Figure collection entries
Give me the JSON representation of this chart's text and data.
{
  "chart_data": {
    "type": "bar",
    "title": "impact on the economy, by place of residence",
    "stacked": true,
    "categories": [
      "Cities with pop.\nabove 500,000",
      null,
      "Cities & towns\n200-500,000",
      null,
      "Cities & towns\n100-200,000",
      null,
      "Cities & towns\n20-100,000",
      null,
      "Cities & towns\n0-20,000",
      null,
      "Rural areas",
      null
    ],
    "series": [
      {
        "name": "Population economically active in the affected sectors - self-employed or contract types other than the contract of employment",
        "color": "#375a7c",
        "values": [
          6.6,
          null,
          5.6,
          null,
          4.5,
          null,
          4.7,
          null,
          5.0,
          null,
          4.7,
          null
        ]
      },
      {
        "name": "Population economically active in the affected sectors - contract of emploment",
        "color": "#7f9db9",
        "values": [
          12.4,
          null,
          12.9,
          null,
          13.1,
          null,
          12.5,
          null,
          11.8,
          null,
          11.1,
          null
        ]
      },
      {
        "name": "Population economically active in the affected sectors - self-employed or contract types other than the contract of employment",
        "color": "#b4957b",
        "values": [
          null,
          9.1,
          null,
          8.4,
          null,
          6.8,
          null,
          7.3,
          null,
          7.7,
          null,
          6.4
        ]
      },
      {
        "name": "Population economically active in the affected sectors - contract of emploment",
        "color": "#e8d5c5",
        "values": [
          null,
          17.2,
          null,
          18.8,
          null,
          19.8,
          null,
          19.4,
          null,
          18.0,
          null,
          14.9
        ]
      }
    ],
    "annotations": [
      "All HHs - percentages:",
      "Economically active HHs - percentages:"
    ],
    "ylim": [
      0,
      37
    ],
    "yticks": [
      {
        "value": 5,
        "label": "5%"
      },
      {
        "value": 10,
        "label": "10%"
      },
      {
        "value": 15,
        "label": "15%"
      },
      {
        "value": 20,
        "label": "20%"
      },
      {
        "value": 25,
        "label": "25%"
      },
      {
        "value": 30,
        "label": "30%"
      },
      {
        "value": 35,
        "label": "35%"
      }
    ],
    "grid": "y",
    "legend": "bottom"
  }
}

» **DIRECTIONS**: Read the lines above. Gather those in which the string "towns" is found.

» **EXERCISE RESPONSE**:
      "Cities & towns\n200-500,000",
      "Cities & towns\n100-200,000",
      "Cities & towns\n20-100,000",
      "Cities & towns\n0-20,000",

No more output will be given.